**What to work on**:
Repeat the data word for word. Do not include the pictures.

-- start Provided records --

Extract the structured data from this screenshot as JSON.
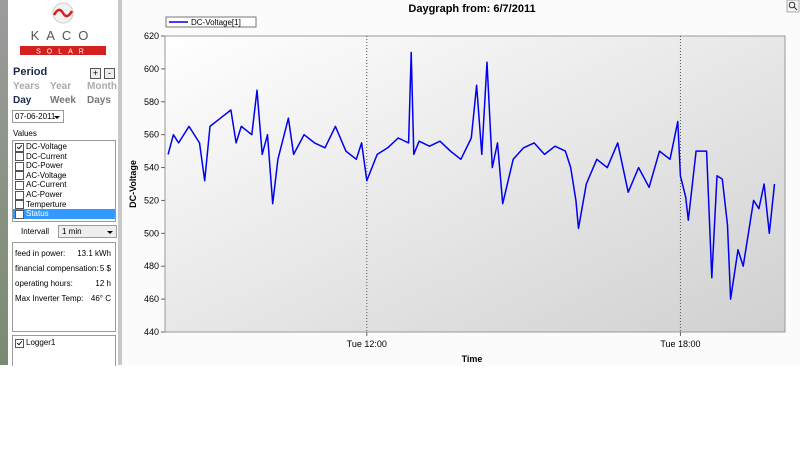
{
  "sidebar": {
    "logo": {
      "name": "KACO",
      "sub": "SOLAR"
    },
    "period": {
      "title": "Period",
      "plus": "+",
      "minus": "-",
      "options": [
        "Years",
        "Year",
        "Month",
        "Day",
        "Week",
        "Days"
      ],
      "active": 3,
      "date": "07-06-2011"
    },
    "values": {
      "title": "Values",
      "items": [
        {
          "label": "DC-Voltage",
          "checked": true
        },
        {
          "label": "DC-Current",
          "checked": false
        },
        {
          "label": "DC-Power",
          "checked": false
        },
        {
          "label": "AC-Voltage",
          "checked": false
        },
        {
          "label": "AC-Current",
          "checked": false
        },
        {
          "label": "AC-Power",
          "checked": false
        },
        {
          "label": "Temperture",
          "checked": false
        },
        {
          "label": "Status",
          "checked": false
        }
      ],
      "selected": 7
    },
    "interval": {
      "label": "Intervall",
      "value": "1 min"
    },
    "stats": [
      {
        "label": "feed in power:",
        "value": "13.1 kWh"
      },
      {
        "label": "financial compensation:",
        "value": "5 $"
      },
      {
        "label": "operating hours:",
        "value": "12 h"
      },
      {
        "label": "Max Inverter Temp:",
        "value": "46° C"
      }
    ],
    "loggers": [
      {
        "label": "Logger1",
        "checked": true
      }
    ]
  },
  "chart_data": {
    "type": "line",
    "title": "Daygraph from: 6/7/2011",
    "x_label": "Time",
    "y_label": "DC-Voltage",
    "x": [
      8.2,
      8.3,
      8.4,
      8.6,
      8.8,
      8.9,
      9.0,
      9.2,
      9.4,
      9.5,
      9.6,
      9.8,
      9.9,
      10.0,
      10.1,
      10.2,
      10.3,
      10.5,
      10.6,
      10.8,
      11.0,
      11.2,
      11.4,
      11.6,
      11.8,
      11.9,
      12.0,
      12.2,
      12.4,
      12.6,
      12.8,
      12.85,
      12.9,
      13.0,
      13.2,
      13.4,
      13.6,
      13.8,
      14.0,
      14.1,
      14.2,
      14.3,
      14.4,
      14.5,
      14.6,
      14.8,
      15.0,
      15.2,
      15.4,
      15.6,
      15.8,
      15.9,
      16.0,
      16.05,
      16.2,
      16.4,
      16.6,
      16.8,
      17.0,
      17.2,
      17.4,
      17.6,
      17.8,
      17.95,
      18.0,
      18.1,
      18.15,
      18.3,
      18.5,
      18.6,
      18.7,
      18.8,
      18.9,
      18.96,
      19.1,
      19.2,
      19.4,
      19.5,
      19.6,
      19.7,
      19.8
    ],
    "series": [
      {
        "name": "DC-Voltage[1]",
        "color": "#0000ee",
        "values": [
          548,
          560,
          555,
          565,
          555,
          532,
          565,
          570,
          575,
          555,
          565,
          560,
          587,
          548,
          560,
          518,
          545,
          570,
          548,
          560,
          555,
          552,
          565,
          550,
          545,
          555,
          532,
          548,
          552,
          558,
          555,
          610,
          548,
          556,
          553,
          556,
          550,
          545,
          558,
          590,
          548,
          604,
          540,
          555,
          518,
          545,
          552,
          555,
          548,
          553,
          550,
          540,
          520,
          503,
          530,
          545,
          540,
          555,
          525,
          540,
          528,
          550,
          545,
          568,
          535,
          522,
          508,
          550,
          550,
          473,
          535,
          533,
          505,
          460,
          490,
          480,
          520,
          515,
          530,
          500,
          530
        ]
      }
    ],
    "xlim": [
      8.14,
      20
    ],
    "xticks": [
      {
        "value": 12,
        "label": "Tue 12:00"
      },
      {
        "value": 18,
        "label": "Tue 18:00"
      }
    ],
    "xgrid": true,
    "ylim": [
      440,
      620
    ],
    "yticks": [
      440,
      460,
      480,
      500,
      520,
      540,
      560,
      580,
      600,
      620
    ]
  }
}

-- end Provided records --

**Task response**:
Extract the structured data from this screenshot as JSON.
{
  "sidebar": {
    "logo": {
      "name": "KACO",
      "sub": "SOLAR"
    },
    "period": {
      "title": "Period",
      "plus": "+",
      "minus": "-",
      "options": [
        "Years",
        "Year",
        "Month",
        "Day",
        "Week",
        "Days"
      ],
      "active": 3,
      "date": "07-06-2011"
    },
    "values": {
      "title": "Values",
      "items": [
        {
          "label": "DC-Voltage",
          "checked": true
        },
        {
          "label": "DC-Current",
          "checked": false
        },
        {
          "label": "DC-Power",
          "checked": false
        },
        {
          "label": "AC-Voltage",
          "checked": false
        },
        {
          "label": "AC-Current",
          "checked": false
        },
        {
          "label": "AC-Power",
          "checked": false
        },
        {
          "label": "Temperture",
          "checked": false
        },
        {
          "label": "Status",
          "checked": false
        }
      ],
      "selected": 7
    },
    "interval": {
      "label": "Intervall",
      "value": "1 min"
    },
    "stats": [
      {
        "label": "feed in power:",
        "value": "13.1 kWh"
      },
      {
        "label": "financial compensation:",
        "value": "5 $"
      },
      {
        "label": "operating hours:",
        "value": "12 h"
      },
      {
        "label": "Max Inverter Temp:",
        "value": "46° C"
      }
    ],
    "loggers": [
      {
        "label": "Logger1",
        "checked": true
      }
    ]
  },
  "chart_data": {
    "type": "line",
    "title": "Daygraph from: 6/7/2011",
    "x_label": "Time",
    "y_label": "DC-Voltage",
    "x": [
      8.2,
      8.3,
      8.4,
      8.6,
      8.8,
      8.9,
      9.0,
      9.2,
      9.4,
      9.5,
      9.6,
      9.8,
      9.9,
      10.0,
      10.1,
      10.2,
      10.3,
      10.5,
      10.6,
      10.8,
      11.0,
      11.2,
      11.4,
      11.6,
      11.8,
      11.9,
      12.0,
      12.2,
      12.4,
      12.6,
      12.8,
      12.85,
      12.9,
      13.0,
      13.2,
      13.4,
      13.6,
      13.8,
      14.0,
      14.1,
      14.2,
      14.3,
      14.4,
      14.5,
      14.6,
      14.8,
      15.0,
      15.2,
      15.4,
      15.6,
      15.8,
      15.9,
      16.0,
      16.05,
      16.2,
      16.4,
      16.6,
      16.8,
      17.0,
      17.2,
      17.4,
      17.6,
      17.8,
      17.95,
      18.0,
      18.1,
      18.15,
      18.3,
      18.5,
      18.6,
      18.7,
      18.8,
      18.9,
      18.96,
      19.1,
      19.2,
      19.4,
      19.5,
      19.6,
      19.7,
      19.8
    ],
    "series": [
      {
        "name": "DC-Voltage[1]",
        "color": "#0000ee",
        "values": [
          548,
          560,
          555,
          565,
          555,
          532,
          565,
          570,
          575,
          555,
          565,
          560,
          587,
          548,
          560,
          518,
          545,
          570,
          548,
          560,
          555,
          552,
          565,
          550,
          545,
          555,
          532,
          548,
          552,
          558,
          555,
          610,
          548,
          556,
          553,
          556,
          550,
          545,
          558,
          590,
          548,
          604,
          540,
          555,
          518,
          545,
          552,
          555,
          548,
          553,
          550,
          540,
          520,
          503,
          530,
          545,
          540,
          555,
          525,
          540,
          528,
          550,
          545,
          568,
          535,
          522,
          508,
          550,
          550,
          473,
          535,
          533,
          505,
          460,
          490,
          480,
          520,
          515,
          530,
          500,
          530
        ]
      }
    ],
    "xlim": [
      8.14,
      20
    ],
    "xticks": [
      {
        "value": 12,
        "label": "Tue 12:00"
      },
      {
        "value": 18,
        "label": "Tue 18:00"
      }
    ],
    "xgrid": true,
    "ylim": [
      440,
      620
    ],
    "yticks": [
      440,
      460,
      480,
      500,
      520,
      540,
      560,
      580,
      600,
      620
    ]
  }
}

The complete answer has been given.